Source records
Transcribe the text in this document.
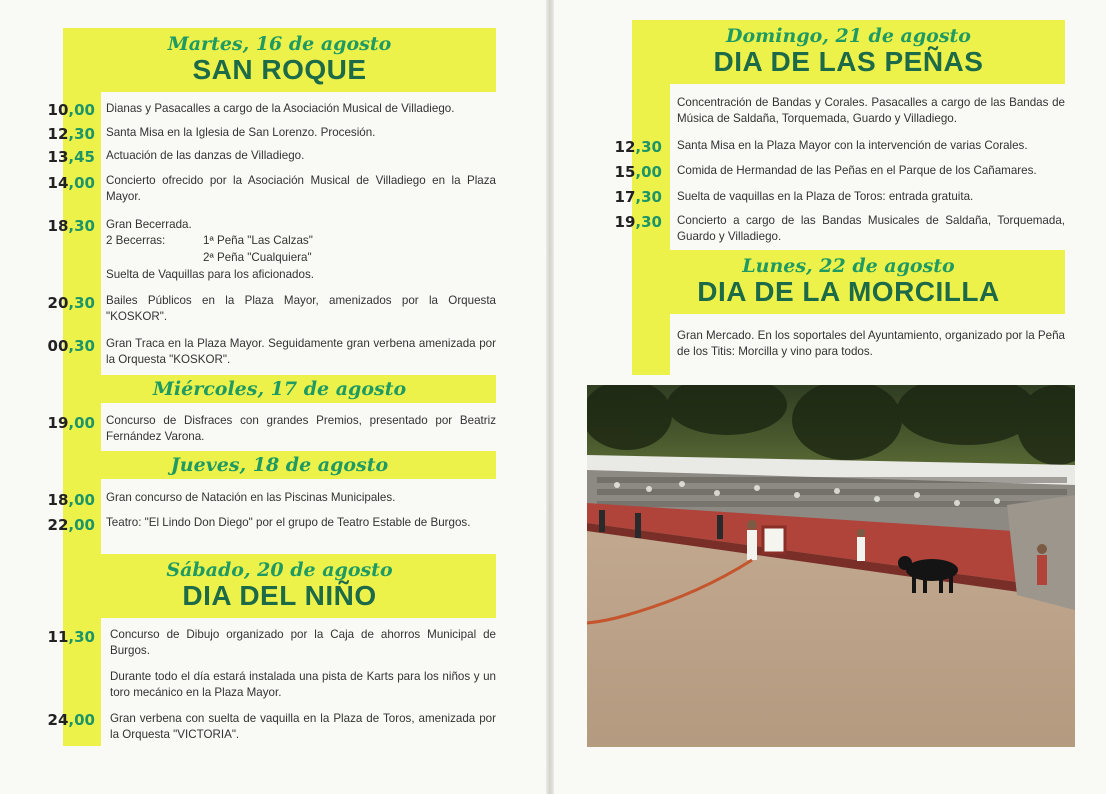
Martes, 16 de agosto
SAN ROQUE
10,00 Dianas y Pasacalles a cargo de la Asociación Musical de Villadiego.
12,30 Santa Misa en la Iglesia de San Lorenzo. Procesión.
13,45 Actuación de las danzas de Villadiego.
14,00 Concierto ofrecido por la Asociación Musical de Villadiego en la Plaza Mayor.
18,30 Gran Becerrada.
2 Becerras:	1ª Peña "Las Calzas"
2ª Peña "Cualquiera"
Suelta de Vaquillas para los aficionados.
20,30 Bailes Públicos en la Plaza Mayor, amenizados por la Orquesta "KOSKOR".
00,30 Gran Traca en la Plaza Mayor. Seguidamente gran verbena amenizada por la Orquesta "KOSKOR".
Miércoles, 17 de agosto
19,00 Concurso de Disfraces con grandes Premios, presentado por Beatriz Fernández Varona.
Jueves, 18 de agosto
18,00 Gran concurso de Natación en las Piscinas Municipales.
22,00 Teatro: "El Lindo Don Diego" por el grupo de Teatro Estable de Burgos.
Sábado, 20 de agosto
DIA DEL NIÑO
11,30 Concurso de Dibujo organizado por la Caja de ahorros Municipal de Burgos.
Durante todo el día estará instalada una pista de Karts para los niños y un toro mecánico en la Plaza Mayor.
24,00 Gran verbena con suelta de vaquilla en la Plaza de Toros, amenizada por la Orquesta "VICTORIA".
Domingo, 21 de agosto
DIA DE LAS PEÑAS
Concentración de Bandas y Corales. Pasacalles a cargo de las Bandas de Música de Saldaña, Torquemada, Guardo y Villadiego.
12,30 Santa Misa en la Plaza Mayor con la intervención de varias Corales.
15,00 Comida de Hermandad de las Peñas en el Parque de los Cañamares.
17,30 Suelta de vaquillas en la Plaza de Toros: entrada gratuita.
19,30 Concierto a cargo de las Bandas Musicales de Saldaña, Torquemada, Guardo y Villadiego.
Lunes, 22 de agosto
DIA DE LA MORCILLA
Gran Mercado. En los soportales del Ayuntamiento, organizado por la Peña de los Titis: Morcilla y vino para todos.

(Task details): Go through the entries above and copy every line containing "Torquemada".

(Finished answer):
Concentración de Bandas y Corales. Pasacalles a cargo de las Bandas de Música de Saldaña, Torquemada, Guardo y Villadiego.
19,30 Concierto a cargo de las Bandas Musicales de Saldaña, Torquemada, Guardo y Villadiego.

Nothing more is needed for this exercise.